PROVIDED RECORDS:
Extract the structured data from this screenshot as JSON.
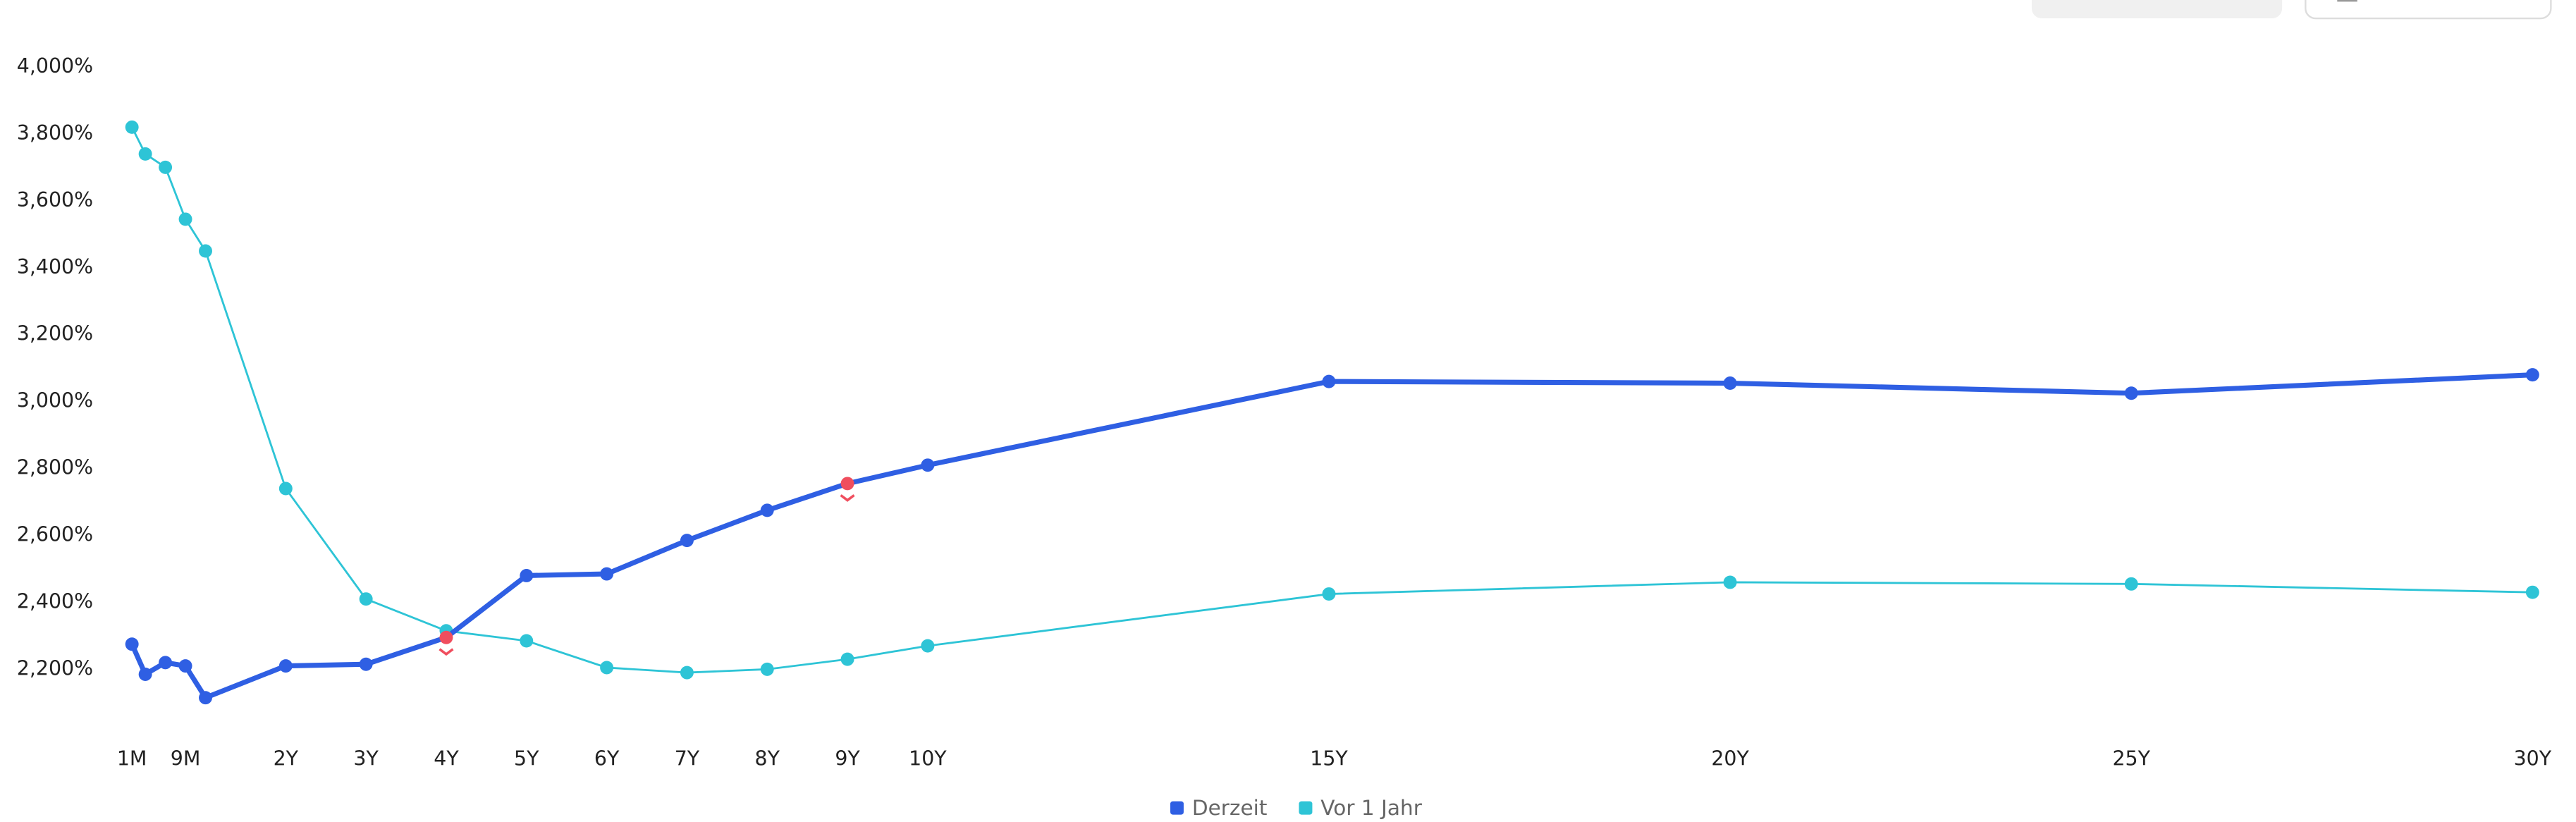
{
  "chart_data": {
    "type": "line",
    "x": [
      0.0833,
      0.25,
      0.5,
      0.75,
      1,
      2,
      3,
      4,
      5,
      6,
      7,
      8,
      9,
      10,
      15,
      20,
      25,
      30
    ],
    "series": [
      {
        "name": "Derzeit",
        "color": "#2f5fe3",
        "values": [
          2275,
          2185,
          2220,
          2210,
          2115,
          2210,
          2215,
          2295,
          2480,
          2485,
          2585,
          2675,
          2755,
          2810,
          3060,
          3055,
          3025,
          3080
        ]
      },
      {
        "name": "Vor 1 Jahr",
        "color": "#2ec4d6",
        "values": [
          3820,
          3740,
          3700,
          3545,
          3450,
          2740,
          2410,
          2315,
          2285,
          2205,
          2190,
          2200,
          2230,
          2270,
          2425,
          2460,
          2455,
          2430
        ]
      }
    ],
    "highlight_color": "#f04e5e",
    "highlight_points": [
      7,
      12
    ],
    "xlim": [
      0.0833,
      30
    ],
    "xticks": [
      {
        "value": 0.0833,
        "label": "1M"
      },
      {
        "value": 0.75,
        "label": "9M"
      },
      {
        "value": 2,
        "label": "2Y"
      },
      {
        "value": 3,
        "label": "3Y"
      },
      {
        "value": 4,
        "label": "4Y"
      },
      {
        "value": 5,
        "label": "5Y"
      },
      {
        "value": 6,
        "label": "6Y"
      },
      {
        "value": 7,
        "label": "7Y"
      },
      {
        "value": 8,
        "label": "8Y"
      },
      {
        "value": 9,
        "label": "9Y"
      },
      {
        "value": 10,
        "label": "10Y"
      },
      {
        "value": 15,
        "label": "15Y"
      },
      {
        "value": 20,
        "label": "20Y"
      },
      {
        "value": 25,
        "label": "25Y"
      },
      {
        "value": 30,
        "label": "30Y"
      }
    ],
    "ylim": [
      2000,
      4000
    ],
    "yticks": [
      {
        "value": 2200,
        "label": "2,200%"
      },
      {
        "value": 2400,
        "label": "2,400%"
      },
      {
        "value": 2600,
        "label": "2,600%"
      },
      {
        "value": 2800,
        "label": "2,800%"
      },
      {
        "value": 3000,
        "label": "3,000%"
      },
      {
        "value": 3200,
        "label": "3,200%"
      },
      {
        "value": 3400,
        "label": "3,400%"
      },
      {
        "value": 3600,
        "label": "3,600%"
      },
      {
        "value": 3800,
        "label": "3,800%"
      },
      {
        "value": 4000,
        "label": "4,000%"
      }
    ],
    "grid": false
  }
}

SHORT EXERCISE: Every entry above should be duplicated exactly. Do not include the images.

WRITTEN REPLY:
Extract the structured data from this screenshot as JSON.
{
  "chart_data": {
    "type": "line",
    "x": [
      0.0833,
      0.25,
      0.5,
      0.75,
      1,
      2,
      3,
      4,
      5,
      6,
      7,
      8,
      9,
      10,
      15,
      20,
      25,
      30
    ],
    "series": [
      {
        "name": "Derzeit",
        "color": "#2f5fe3",
        "values": [
          2275,
          2185,
          2220,
          2210,
          2115,
          2210,
          2215,
          2295,
          2480,
          2485,
          2585,
          2675,
          2755,
          2810,
          3060,
          3055,
          3025,
          3080
        ]
      },
      {
        "name": "Vor 1 Jahr",
        "color": "#2ec4d6",
        "values": [
          3820,
          3740,
          3700,
          3545,
          3450,
          2740,
          2410,
          2315,
          2285,
          2205,
          2190,
          2200,
          2230,
          2270,
          2425,
          2460,
          2455,
          2430
        ]
      }
    ],
    "highlight_color": "#f04e5e",
    "highlight_points": [
      7,
      12
    ],
    "xlim": [
      0.0833,
      30
    ],
    "xticks": [
      {
        "value": 0.0833,
        "label": "1M"
      },
      {
        "value": 0.75,
        "label": "9M"
      },
      {
        "value": 2,
        "label": "2Y"
      },
      {
        "value": 3,
        "label": "3Y"
      },
      {
        "value": 4,
        "label": "4Y"
      },
      {
        "value": 5,
        "label": "5Y"
      },
      {
        "value": 6,
        "label": "6Y"
      },
      {
        "value": 7,
        "label": "7Y"
      },
      {
        "value": 8,
        "label": "8Y"
      },
      {
        "value": 9,
        "label": "9Y"
      },
      {
        "value": 10,
        "label": "10Y"
      },
      {
        "value": 15,
        "label": "15Y"
      },
      {
        "value": 20,
        "label": "20Y"
      },
      {
        "value": 25,
        "label": "25Y"
      },
      {
        "value": 30,
        "label": "30Y"
      }
    ],
    "ylim": [
      2000,
      4000
    ],
    "yticks": [
      {
        "value": 2200,
        "label": "2,200%"
      },
      {
        "value": 2400,
        "label": "2,400%"
      },
      {
        "value": 2600,
        "label": "2,600%"
      },
      {
        "value": 2800,
        "label": "2,800%"
      },
      {
        "value": 3000,
        "label": "3,000%"
      },
      {
        "value": 3200,
        "label": "3,200%"
      },
      {
        "value": 3400,
        "label": "3,400%"
      },
      {
        "value": 3600,
        "label": "3,600%"
      },
      {
        "value": 3800,
        "label": "3,800%"
      },
      {
        "value": 4000,
        "label": "4,000%"
      }
    ],
    "grid": false
  }
}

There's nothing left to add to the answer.